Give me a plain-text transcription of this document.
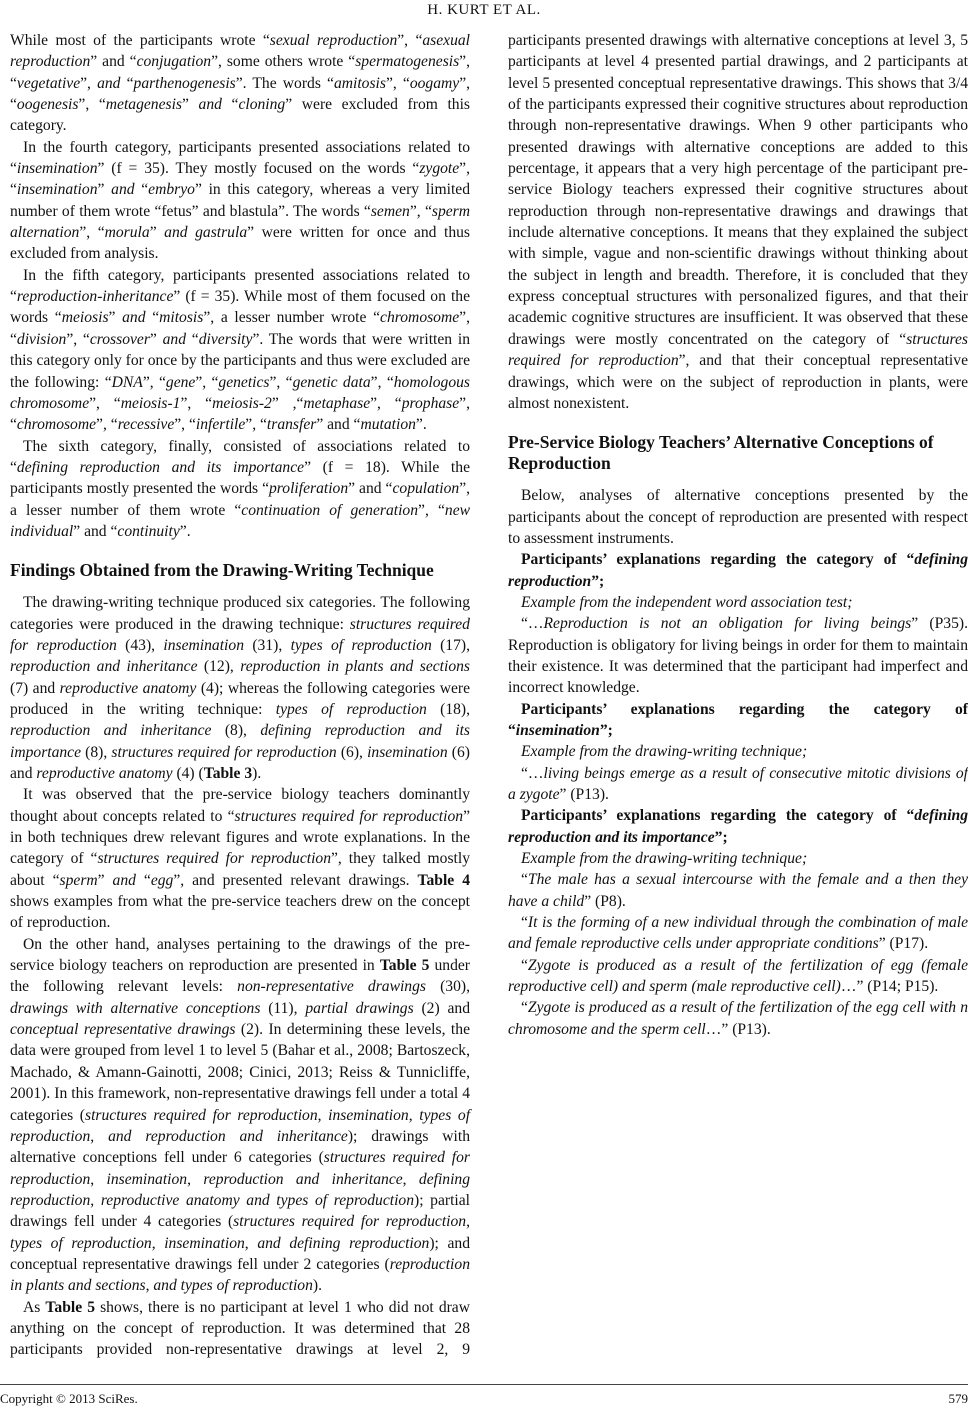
H. KURT ET AL.

While most of the participants wrote “sexual reproduction”, “asexual reproduction” and “conjugation”, some others wrote “spermatogenesis”, “vegetative”, and “parthenogenesis”. The words “amitosis”, “oogamy”, “oogenesis”, “metagenesis” and “cloning” were excluded from this category.

In the fourth category, participants presented associations related to “insemination” (f = 35). They mostly focused on the words “zygote”, “insemination” and “embryo” in this category, whereas a very limited number of them wrote “fetus” and blastula”. The words “semen”, “sperm alternation”, “morula” and gastrula” were written for once and thus excluded from analysis.

In the fifth category, participants presented associations related to “reproduction-inheritance” (f = 35). While most of them focused on the words “meiosis” and “mitosis”, a lesser number wrote “chromosome”, “division”, “crossover” and “diversity”. The words that were written in this category only for once by the participants and thus were excluded are the following: “DNA”, “gene”, “genetics”, “genetic data”, “homologous chromosome”, “meiosis-1”, “meiosis-2” ,“metaphase”, “prophase”, “chromosome”, “recessive”, “infertile”, “transfer” and “mutation”.

The sixth category, finally, consisted of associations related to “defining reproduction and its importance” (f = 18). While the participants mostly presented the words “proliferation” and “copulation”, a lesser number of them wrote “continuation of generation”, “new individual” and “continuity”.

Findings Obtained from the Drawing-Writing Technique

The drawing-writing technique produced six categories. The following categories were produced in the drawing technique: structures required for reproduction (43), insemination (31), types of reproduction (17), reproduction and inheritance (12), reproduction in plants and sections (7) and reproductive anatomy (4); whereas the following categories were produced in the writing technique: types of reproduction (18), reproduction and inheritance (8), defining reproduction and its importance (8), structures required for reproduction (6), insemination (6) and reproductive anatomy (4) (Table 3).

It was observed that the pre-service biology teachers dominantly thought about concepts related to “structures required for reproduction” in both techniques drew relevant figures and wrote explanations. In the category of “structures required for reproduction”, they talked mostly about “sperm” and “egg”, and presented relevant drawings. Table 4 shows examples from what the pre-service teachers drew on the concept of reproduction.

On the other hand, analyses pertaining to the drawings of the pre-service biology teachers on reproduction are presented in Table 5 under the following relevant levels: non-representative drawings (30), drawings with alternative conceptions (11), partial drawings (2) and conceptual representative drawings (2). In determining these levels, the data were grouped from level 1 to level 5 (Bahar et al., 2008; Bartoszeck, Machado, & Amann-Gainotti, 2008; Cinici, 2013; Reiss & Tunnicliffe, 2001). In this framework, non-representative drawings fell under a total 4 categories (structures required for reproduction, insemination, types of reproduction, and reproduction and inheritance); drawings with alternative conceptions fell under 6 categories (structures required for reproduction, insemination, reproduction and inheritance, defining reproduction, reproductive anatomy and types of reproduction); partial drawings fell under 4 categories (structures required for reproduction, types of reproduction, insemination, and defining reproduction); and conceptual representative drawings fell under 2 categories (reproduction in plants and sections, and types of reproduction).

As Table 5 shows, there is no participant at level 1 who did not draw anything on the concept of reproduction. It was determined that 28 participants provided non-representative drawings at level 2, 9 participants presented drawings with alternative conceptions at level 3, 5 participants at level 4 presented partial drawings, and 2 participants at level 5 presented conceptual representative drawings. This shows that 3/4 of the participants expressed their cognitive structures about reproduction through non-representative drawings. When 9 other participants who presented drawings with alternative conceptions are added to this percentage, it appears that a very high percentage of the participant pre-service Biology teachers expressed their cognitive structures about reproduction through non-representative drawings and drawings that include alternative conceptions. It means that they explained the subject with simple, vague and non-scientific drawings without thinking about the subject in length and breadth. Therefore, it is concluded that they express conceptual structures with personalized figures, and that their academic cognitive structures are insufficient. It was observed that these drawings were mostly concentrated on the category of “structures required for reproduction”, and that their conceptual representative drawings, which were on the subject of reproduction in plants, were almost nonexistent.

Pre-Service Biology Teachers’ Alternative Conceptions of Reproduction

Below, analyses of alternative conceptions presented by the participants about the concept of reproduction are presented with respect to assessment instruments.

Participants’ explanations regarding the category of “defining reproduction”;

Example from the independent word association test;

“…Reproduction is not an obligation for living beings” (P35). Reproduction is obligatory for living beings in order for them to maintain their existence. It was determined that the participant had imperfect and incorrect knowledge.

Participants’ explanations regarding the category of “insemination”;

Example from the drawing-writing technique;

“…living beings emerge as a result of consecutive mitotic divisions of a zygote” (P13).

Participants’ explanations regarding the category of “defining reproduction and its importance”;

Example from the drawing-writing technique;

“The male has a sexual intercourse with the female and a then they have a child” (P8).

“It is the forming of a new individual through the combination of male and female reproductive cells under appropriate conditions” (P17).

“Zygote is produced as a result of the fertilization of egg (female reproductive cell) and sperm (male reproductive cell)…” (P14; P15).

“Zygote is produced as a result of the fertilization of the egg cell with n chromosome and the sperm cell…” (P13).

Copyright © 2013 SciRes.	579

**Action item**
Only the text of the records is to be reproduced exactly; skip the pictures.

**Task output**
Give me a plain-text transcription of this document.
H. KURT ET AL.

While most of the participants wrote “sexual reproduction”, “asexual reproduction” and “conjugation”, some others wrote “spermatogenesis”, “vegetative”, and “parthenogenesis”. The words “amitosis”, “oogamy”, “oogenesis”, “metagenesis” and “cloning” were excluded from this category.

In the fourth category, participants presented associations related to “insemination” (f = 35). They mostly focused on the words “zygote”, “insemination” and “embryo” in this category, whereas a very limited number of them wrote “fetus” and blastula”. The words “semen”, “sperm alternation”, “morula” and gastrula” were written for once and thus excluded from analysis.

In the fifth category, participants presented associations related to “reproduction-inheritance” (f = 35). While most of them focused on the words “meiosis” and “mitosis”, a lesser number wrote “chromosome”, “division”, “crossover” and “diversity”. The words that were written in this category only for once by the participants and thus were excluded are the following: “DNA”, “gene”, “genetics”, “genetic data”, “homologous chromosome”, “meiosis-1”, “meiosis-2” ,“metaphase”, “prophase”, “chromosome”, “recessive”, “infertile”, “transfer” and “mutation”.

The sixth category, finally, consisted of associations related to “defining reproduction and its importance” (f = 18). While the participants mostly presented the words “proliferation” and “copulation”, a lesser number of them wrote “continuation of generation”, “new individual” and “continuity”.

Findings Obtained from the Drawing-Writing Technique

The drawing-writing technique produced six categories. The following categories were produced in the drawing technique: structures required for reproduction (43), insemination (31), types of reproduction (17), reproduction and inheritance (12), reproduction in plants and sections (7) and reproductive anatomy (4); whereas the following categories were produced in the writing technique: types of reproduction (18), reproduction and inheritance (8), defining reproduction and its importance (8), structures required for reproduction (6), insemination (6) and reproductive anatomy (4) (Table 3).

It was observed that the pre-service biology teachers dominantly thought about concepts related to “structures required for reproduction” in both techniques drew relevant figures and wrote explanations. In the category of “structures required for reproduction”, they talked mostly about “sperm” and “egg”, and presented relevant drawings. Table 4 shows examples from what the pre-service teachers drew on the concept of reproduction.

On the other hand, analyses pertaining to the drawings of the pre-service biology teachers on reproduction are presented in Table 5 under the following relevant levels: non-representative drawings (30), drawings with alternative conceptions (11), partial drawings (2) and conceptual representative drawings (2). In determining these levels, the data were grouped from level 1 to level 5 (Bahar et al., 2008; Bartoszeck, Machado, & Amann-Gainotti, 2008; Cinici, 2013; Reiss & Tunnicliffe, 2001). In this framework, non-representative drawings fell under a total 4 categories (structures required for reproduction, insemination, types of reproduction, and reproduction and inheritance); drawings with alternative conceptions fell under 6 categories (structures required for reproduction, insemination, reproduction and inheritance, defining reproduction, reproductive anatomy and types of reproduction); partial drawings fell under 4 categories (structures required for reproduction, types of reproduction, insemination, and defining reproduction); and conceptual representative drawings fell under 2 categories (reproduction in plants and sections, and types of reproduction).

As Table 5 shows, there is no participant at level 1 who did not draw anything on the concept of reproduction. It was determined that 28 participants provided non-representative drawings at level 2, 9 participants presented drawings with alternative conceptions at level 3, 5 participants at level 4 presented partial drawings, and 2 participants at level 5 presented conceptual representative drawings. This shows that 3/4 of the participants expressed their cognitive structures about reproduction through non-representative drawings. When 9 other participants who presented drawings with alternative conceptions are added to this percentage, it appears that a very high percentage of the participant pre-service Biology teachers expressed their cognitive structures about reproduction through non-representative drawings and drawings that include alternative conceptions. It means that they explained the subject with simple, vague and non-scientific drawings without thinking about the subject in length and breadth. Therefore, it is concluded that they express conceptual structures with personalized figures, and that their academic cognitive structures are insufficient. It was observed that these drawings were mostly concentrated on the category of “structures required for reproduction”, and that their conceptual representative drawings, which were on the subject of reproduction in plants, were almost nonexistent.

Pre-Service Biology Teachers’ Alternative Conceptions of Reproduction

Below, analyses of alternative conceptions presented by the participants about the concept of reproduction are presented with respect to assessment instruments.

Participants’ explanations regarding the category of “defining reproduction”;

Example from the independent word association test;

“…Reproduction is not an obligation for living beings” (P35). Reproduction is obligatory for living beings in order for them to maintain their existence. It was determined that the participant had imperfect and incorrect knowledge.

Participants’ explanations regarding the category of “insemination”;

Example from the drawing-writing technique;

“…living beings emerge as a result of consecutive mitotic divisions of a zygote” (P13).

Participants’ explanations regarding the category of “defining reproduction and its importance”;

Example from the drawing-writing technique;

“The male has a sexual intercourse with the female and a then they have a child” (P8).

“It is the forming of a new individual through the combination of male and female reproductive cells under appropriate conditions” (P17).

“Zygote is produced as a result of the fertilization of egg (female reproductive cell) and sperm (male reproductive cell)…” (P14; P15).

“Zygote is produced as a result of the fertilization of the egg cell with n chromosome and the sperm cell…” (P13).

Copyright © 2013 SciRes.	579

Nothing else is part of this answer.